* BEGIN *
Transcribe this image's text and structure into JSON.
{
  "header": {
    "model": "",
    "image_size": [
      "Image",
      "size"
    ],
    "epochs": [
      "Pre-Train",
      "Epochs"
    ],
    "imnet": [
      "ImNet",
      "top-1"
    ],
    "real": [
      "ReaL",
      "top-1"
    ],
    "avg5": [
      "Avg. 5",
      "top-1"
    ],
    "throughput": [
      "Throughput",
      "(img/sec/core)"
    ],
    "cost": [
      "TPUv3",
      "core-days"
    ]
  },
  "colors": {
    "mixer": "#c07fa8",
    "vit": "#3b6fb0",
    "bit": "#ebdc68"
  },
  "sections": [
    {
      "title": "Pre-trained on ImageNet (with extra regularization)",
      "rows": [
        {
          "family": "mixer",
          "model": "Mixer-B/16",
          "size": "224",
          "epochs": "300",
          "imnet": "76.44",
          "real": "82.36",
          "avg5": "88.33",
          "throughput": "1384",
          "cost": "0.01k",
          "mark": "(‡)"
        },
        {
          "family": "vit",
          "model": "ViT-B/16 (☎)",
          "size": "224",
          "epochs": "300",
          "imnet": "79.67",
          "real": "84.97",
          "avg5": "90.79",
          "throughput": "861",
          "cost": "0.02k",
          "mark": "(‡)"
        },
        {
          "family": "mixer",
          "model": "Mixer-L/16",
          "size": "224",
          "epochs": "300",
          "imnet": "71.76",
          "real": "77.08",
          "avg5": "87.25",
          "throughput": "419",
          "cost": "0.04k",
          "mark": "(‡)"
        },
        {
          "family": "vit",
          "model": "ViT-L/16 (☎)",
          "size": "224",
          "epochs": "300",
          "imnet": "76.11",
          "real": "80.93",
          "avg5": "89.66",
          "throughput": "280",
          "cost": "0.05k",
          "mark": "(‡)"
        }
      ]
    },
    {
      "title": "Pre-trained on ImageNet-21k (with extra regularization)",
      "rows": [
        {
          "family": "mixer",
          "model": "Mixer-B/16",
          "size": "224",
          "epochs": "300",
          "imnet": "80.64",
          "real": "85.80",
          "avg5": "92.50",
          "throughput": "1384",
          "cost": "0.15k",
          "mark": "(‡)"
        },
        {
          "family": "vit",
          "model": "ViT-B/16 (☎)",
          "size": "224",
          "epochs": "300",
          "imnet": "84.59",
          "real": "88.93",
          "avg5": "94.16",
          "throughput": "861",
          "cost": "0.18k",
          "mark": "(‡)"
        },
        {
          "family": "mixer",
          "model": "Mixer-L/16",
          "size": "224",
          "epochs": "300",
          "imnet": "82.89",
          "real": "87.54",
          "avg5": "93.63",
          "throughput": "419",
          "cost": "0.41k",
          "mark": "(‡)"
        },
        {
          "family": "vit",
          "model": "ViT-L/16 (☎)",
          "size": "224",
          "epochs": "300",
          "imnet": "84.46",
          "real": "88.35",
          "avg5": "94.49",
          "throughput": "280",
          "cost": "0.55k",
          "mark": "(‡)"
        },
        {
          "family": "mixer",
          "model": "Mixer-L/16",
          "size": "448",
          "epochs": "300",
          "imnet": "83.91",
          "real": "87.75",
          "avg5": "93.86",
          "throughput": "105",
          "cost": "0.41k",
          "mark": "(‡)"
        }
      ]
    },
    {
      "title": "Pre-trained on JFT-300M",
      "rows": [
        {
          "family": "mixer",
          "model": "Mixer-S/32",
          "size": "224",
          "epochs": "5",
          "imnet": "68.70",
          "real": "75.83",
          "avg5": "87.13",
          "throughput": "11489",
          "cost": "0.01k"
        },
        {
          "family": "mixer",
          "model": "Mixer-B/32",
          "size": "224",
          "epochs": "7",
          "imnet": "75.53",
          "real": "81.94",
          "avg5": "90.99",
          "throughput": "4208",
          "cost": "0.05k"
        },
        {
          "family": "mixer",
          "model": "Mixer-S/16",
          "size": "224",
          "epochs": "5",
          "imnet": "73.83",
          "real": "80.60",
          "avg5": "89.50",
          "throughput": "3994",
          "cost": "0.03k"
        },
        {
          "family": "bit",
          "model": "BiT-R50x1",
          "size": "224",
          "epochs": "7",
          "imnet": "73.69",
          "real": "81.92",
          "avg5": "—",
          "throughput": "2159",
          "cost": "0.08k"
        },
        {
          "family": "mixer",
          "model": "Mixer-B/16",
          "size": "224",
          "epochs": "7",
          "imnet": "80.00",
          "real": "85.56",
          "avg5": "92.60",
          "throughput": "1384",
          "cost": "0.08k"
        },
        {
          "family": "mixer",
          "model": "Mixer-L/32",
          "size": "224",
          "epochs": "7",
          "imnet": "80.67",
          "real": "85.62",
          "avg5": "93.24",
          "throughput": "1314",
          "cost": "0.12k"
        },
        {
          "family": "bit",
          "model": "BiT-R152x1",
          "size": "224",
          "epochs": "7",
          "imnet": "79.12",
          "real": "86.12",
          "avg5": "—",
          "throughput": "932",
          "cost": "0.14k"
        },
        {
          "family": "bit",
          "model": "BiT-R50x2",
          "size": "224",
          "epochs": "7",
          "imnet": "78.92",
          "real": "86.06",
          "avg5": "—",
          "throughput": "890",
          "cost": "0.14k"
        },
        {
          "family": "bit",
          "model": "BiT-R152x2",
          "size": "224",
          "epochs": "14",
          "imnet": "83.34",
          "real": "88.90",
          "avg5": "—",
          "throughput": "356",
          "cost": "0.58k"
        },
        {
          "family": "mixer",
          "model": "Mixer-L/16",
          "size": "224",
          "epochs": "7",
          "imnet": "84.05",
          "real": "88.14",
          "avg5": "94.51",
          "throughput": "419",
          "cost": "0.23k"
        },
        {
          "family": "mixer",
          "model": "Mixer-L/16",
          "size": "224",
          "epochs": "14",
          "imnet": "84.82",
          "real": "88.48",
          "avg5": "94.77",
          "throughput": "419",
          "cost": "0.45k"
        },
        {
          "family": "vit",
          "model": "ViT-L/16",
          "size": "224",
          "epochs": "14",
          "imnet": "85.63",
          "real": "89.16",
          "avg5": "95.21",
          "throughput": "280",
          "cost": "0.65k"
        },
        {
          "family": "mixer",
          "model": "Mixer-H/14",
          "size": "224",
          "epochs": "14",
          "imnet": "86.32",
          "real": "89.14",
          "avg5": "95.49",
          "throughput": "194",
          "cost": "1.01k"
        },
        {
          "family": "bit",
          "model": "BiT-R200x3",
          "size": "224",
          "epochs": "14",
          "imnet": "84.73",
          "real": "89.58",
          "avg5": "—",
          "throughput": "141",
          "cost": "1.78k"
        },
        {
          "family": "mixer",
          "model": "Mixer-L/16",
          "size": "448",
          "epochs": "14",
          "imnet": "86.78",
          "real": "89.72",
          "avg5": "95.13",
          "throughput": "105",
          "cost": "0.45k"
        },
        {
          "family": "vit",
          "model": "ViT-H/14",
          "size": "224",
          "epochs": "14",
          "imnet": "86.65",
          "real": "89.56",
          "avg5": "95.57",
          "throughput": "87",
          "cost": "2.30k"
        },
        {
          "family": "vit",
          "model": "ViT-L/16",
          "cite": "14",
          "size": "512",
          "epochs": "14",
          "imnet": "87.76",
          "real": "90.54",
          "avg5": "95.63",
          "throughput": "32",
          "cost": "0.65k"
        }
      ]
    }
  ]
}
* END *
• [WRITTEN REQUEST]
Hand back the material above in full, exactly as written.

• [REPLY]
Transcribe this image's text and structure into JSON.
{
  "header": {
    "model": "",
    "image_size": [
      "Image",
      "size"
    ],
    "epochs": [
      "Pre-Train",
      "Epochs"
    ],
    "imnet": [
      "ImNet",
      "top-1"
    ],
    "real": [
      "ReaL",
      "top-1"
    ],
    "avg5": [
      "Avg. 5",
      "top-1"
    ],
    "throughput": [
      "Throughput",
      "(img/sec/core)"
    ],
    "cost": [
      "TPUv3",
      "core-days"
    ]
  },
  "colors": {
    "mixer": "#c07fa8",
    "vit": "#3b6fb0",
    "bit": "#ebdc68"
  },
  "sections": [
    {
      "title": "Pre-trained on ImageNet (with extra regularization)",
      "rows": [
        {
          "family": "mixer",
          "model": "Mixer-B/16",
          "size": "224",
          "epochs": "300",
          "imnet": "76.44",
          "real": "82.36",
          "avg5": "88.33",
          "throughput": "1384",
          "cost": "0.01k",
          "mark": "(‡)"
        },
        {
          "family": "vit",
          "model": "ViT-B/16 (☎)",
          "size": "224",
          "epochs": "300",
          "imnet": "79.67",
          "real": "84.97",
          "avg5": "90.79",
          "throughput": "861",
          "cost": "0.02k",
          "mark": "(‡)"
        },
        {
          "family": "mixer",
          "model": "Mixer-L/16",
          "size": "224",
          "epochs": "300",
          "imnet": "71.76",
          "real": "77.08",
          "avg5": "87.25",
          "throughput": "419",
          "cost": "0.04k",
          "mark": "(‡)"
        },
        {
          "family": "vit",
          "model": "ViT-L/16 (☎)",
          "size": "224",
          "epochs": "300",
          "imnet": "76.11",
          "real": "80.93",
          "avg5": "89.66",
          "throughput": "280",
          "cost": "0.05k",
          "mark": "(‡)"
        }
      ]
    },
    {
      "title": "Pre-trained on ImageNet-21k (with extra regularization)",
      "rows": [
        {
          "family": "mixer",
          "model": "Mixer-B/16",
          "size": "224",
          "epochs": "300",
          "imnet": "80.64",
          "real": "85.80",
          "avg5": "92.50",
          "throughput": "1384",
          "cost": "0.15k",
          "mark": "(‡)"
        },
        {
          "family": "vit",
          "model": "ViT-B/16 (☎)",
          "size": "224",
          "epochs": "300",
          "imnet": "84.59",
          "real": "88.93",
          "avg5": "94.16",
          "throughput": "861",
          "cost": "0.18k",
          "mark": "(‡)"
        },
        {
          "family": "mixer",
          "model": "Mixer-L/16",
          "size": "224",
          "epochs": "300",
          "imnet": "82.89",
          "real": "87.54",
          "avg5": "93.63",
          "throughput": "419",
          "cost": "0.41k",
          "mark": "(‡)"
        },
        {
          "family": "vit",
          "model": "ViT-L/16 (☎)",
          "size": "224",
          "epochs": "300",
          "imnet": "84.46",
          "real": "88.35",
          "avg5": "94.49",
          "throughput": "280",
          "cost": "0.55k",
          "mark": "(‡)"
        },
        {
          "family": "mixer",
          "model": "Mixer-L/16",
          "size": "448",
          "epochs": "300",
          "imnet": "83.91",
          "real": "87.75",
          "avg5": "93.86",
          "throughput": "105",
          "cost": "0.41k",
          "mark": "(‡)"
        }
      ]
    },
    {
      "title": "Pre-trained on JFT-300M",
      "rows": [
        {
          "family": "mixer",
          "model": "Mixer-S/32",
          "size": "224",
          "epochs": "5",
          "imnet": "68.70",
          "real": "75.83",
          "avg5": "87.13",
          "throughput": "11489",
          "cost": "0.01k"
        },
        {
          "family": "mixer",
          "model": "Mixer-B/32",
          "size": "224",
          "epochs": "7",
          "imnet": "75.53",
          "real": "81.94",
          "avg5": "90.99",
          "throughput": "4208",
          "cost": "0.05k"
        },
        {
          "family": "mixer",
          "model": "Mixer-S/16",
          "size": "224",
          "epochs": "5",
          "imnet": "73.83",
          "real": "80.60",
          "avg5": "89.50",
          "throughput": "3994",
          "cost": "0.03k"
        },
        {
          "family": "bit",
          "model": "BiT-R50x1",
          "size": "224",
          "epochs": "7",
          "imnet": "73.69",
          "real": "81.92",
          "avg5": "—",
          "throughput": "2159",
          "cost": "0.08k"
        },
        {
          "family": "mixer",
          "model": "Mixer-B/16",
          "size": "224",
          "epochs": "7",
          "imnet": "80.00",
          "real": "85.56",
          "avg5": "92.60",
          "throughput": "1384",
          "cost": "0.08k"
        },
        {
          "family": "mixer",
          "model": "Mixer-L/32",
          "size": "224",
          "epochs": "7",
          "imnet": "80.67",
          "real": "85.62",
          "avg5": "93.24",
          "throughput": "1314",
          "cost": "0.12k"
        },
        {
          "family": "bit",
          "model": "BiT-R152x1",
          "size": "224",
          "epochs": "7",
          "imnet": "79.12",
          "real": "86.12",
          "avg5": "—",
          "throughput": "932",
          "cost": "0.14k"
        },
        {
          "family": "bit",
          "model": "BiT-R50x2",
          "size": "224",
          "epochs": "7",
          "imnet": "78.92",
          "real": "86.06",
          "avg5": "—",
          "throughput": "890",
          "cost": "0.14k"
        },
        {
          "family": "bit",
          "model": "BiT-R152x2",
          "size": "224",
          "epochs": "14",
          "imnet": "83.34",
          "real": "88.90",
          "avg5": "—",
          "throughput": "356",
          "cost": "0.58k"
        },
        {
          "family": "mixer",
          "model": "Mixer-L/16",
          "size": "224",
          "epochs": "7",
          "imnet": "84.05",
          "real": "88.14",
          "avg5": "94.51",
          "throughput": "419",
          "cost": "0.23k"
        },
        {
          "family": "mixer",
          "model": "Mixer-L/16",
          "size": "224",
          "epochs": "14",
          "imnet": "84.82",
          "real": "88.48",
          "avg5": "94.77",
          "throughput": "419",
          "cost": "0.45k"
        },
        {
          "family": "vit",
          "model": "ViT-L/16",
          "size": "224",
          "epochs": "14",
          "imnet": "85.63",
          "real": "89.16",
          "avg5": "95.21",
          "throughput": "280",
          "cost": "0.65k"
        },
        {
          "family": "mixer",
          "model": "Mixer-H/14",
          "size": "224",
          "epochs": "14",
          "imnet": "86.32",
          "real": "89.14",
          "avg5": "95.49",
          "throughput": "194",
          "cost": "1.01k"
        },
        {
          "family": "bit",
          "model": "BiT-R200x3",
          "size": "224",
          "epochs": "14",
          "imnet": "84.73",
          "real": "89.58",
          "avg5": "—",
          "throughput": "141",
          "cost": "1.78k"
        },
        {
          "family": "mixer",
          "model": "Mixer-L/16",
          "size": "448",
          "epochs": "14",
          "imnet": "86.78",
          "real": "89.72",
          "avg5": "95.13",
          "throughput": "105",
          "cost": "0.45k"
        },
        {
          "family": "vit",
          "model": "ViT-H/14",
          "size": "224",
          "epochs": "14",
          "imnet": "86.65",
          "real": "89.56",
          "avg5": "95.57",
          "throughput": "87",
          "cost": "2.30k"
        },
        {
          "family": "vit",
          "model": "ViT-L/16",
          "cite": "14",
          "size": "512",
          "epochs": "14",
          "imnet": "87.76",
          "real": "90.54",
          "avg5": "95.63",
          "throughput": "32",
          "cost": "0.65k"
        }
      ]
    }
  ]
}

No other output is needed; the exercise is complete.